Search the records for "verbs" and copy each line that holds it.

━━━━━━

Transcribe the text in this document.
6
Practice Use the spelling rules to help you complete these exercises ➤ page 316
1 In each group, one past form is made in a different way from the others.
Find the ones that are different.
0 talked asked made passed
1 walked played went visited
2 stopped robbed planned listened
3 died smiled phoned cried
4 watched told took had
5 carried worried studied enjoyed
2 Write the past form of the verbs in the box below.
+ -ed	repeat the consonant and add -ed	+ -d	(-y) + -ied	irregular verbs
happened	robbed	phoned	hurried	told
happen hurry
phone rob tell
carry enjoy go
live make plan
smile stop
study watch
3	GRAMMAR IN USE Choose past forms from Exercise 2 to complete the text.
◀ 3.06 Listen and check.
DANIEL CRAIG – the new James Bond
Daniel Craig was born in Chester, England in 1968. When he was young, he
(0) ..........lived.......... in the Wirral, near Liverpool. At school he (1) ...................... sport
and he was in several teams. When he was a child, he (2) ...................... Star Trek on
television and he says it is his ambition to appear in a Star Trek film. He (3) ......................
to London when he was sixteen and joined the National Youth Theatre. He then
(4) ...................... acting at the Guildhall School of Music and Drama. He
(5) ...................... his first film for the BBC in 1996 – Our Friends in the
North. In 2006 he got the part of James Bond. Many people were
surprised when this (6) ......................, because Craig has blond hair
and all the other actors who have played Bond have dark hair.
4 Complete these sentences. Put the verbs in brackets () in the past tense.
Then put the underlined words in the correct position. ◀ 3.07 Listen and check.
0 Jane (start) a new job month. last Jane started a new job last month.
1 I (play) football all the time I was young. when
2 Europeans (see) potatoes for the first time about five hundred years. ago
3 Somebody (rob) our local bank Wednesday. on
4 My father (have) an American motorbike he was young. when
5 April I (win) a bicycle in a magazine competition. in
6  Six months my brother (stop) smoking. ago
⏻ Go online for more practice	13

━━━━━━

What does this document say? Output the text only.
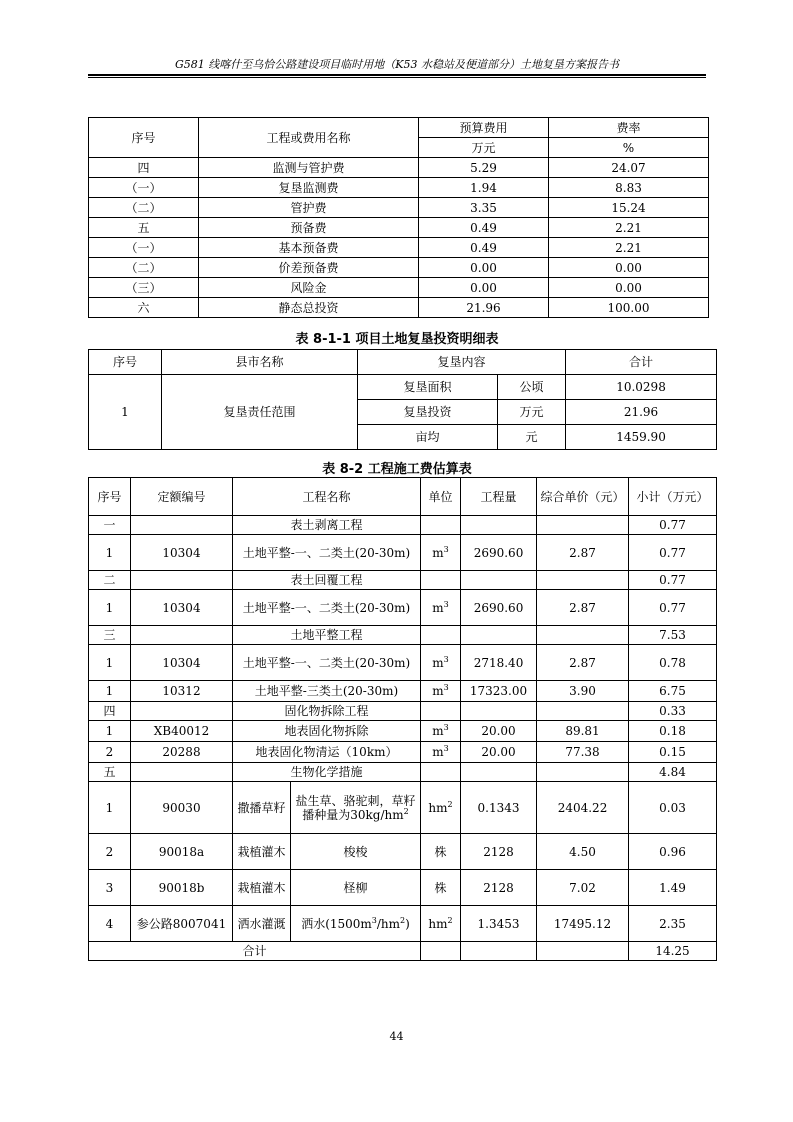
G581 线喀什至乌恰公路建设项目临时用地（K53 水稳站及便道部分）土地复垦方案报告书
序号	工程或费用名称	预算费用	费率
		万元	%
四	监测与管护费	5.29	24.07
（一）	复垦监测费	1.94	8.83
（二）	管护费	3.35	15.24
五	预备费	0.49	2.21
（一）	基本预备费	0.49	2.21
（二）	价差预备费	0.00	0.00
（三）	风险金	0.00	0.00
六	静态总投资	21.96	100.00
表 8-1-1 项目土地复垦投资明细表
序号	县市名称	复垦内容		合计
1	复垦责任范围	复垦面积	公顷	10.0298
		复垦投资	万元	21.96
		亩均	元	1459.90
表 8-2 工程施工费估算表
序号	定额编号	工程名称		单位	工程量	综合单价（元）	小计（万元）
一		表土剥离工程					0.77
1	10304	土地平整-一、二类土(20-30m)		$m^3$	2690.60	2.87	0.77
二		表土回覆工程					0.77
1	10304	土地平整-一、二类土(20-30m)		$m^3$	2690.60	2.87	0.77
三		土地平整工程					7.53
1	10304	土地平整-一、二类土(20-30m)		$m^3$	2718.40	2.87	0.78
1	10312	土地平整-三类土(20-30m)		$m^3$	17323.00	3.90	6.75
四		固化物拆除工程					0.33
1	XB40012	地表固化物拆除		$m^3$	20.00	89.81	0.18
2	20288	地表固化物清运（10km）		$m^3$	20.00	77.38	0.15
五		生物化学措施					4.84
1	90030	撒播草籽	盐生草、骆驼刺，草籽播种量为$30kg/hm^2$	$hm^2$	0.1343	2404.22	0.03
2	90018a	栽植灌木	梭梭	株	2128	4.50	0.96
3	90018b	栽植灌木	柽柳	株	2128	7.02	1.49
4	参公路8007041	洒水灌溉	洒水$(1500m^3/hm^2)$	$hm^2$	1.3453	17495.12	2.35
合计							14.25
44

━━━━━━

CORRECT RESPONSE:
2 Write the past form of the verbs in the box below.
+ -ed	repeat the consonant and add -ed	+ -d	(-y) + -ied	irregular verbs
4 Complete these sentences. Put the verbs in brackets () in the past tense.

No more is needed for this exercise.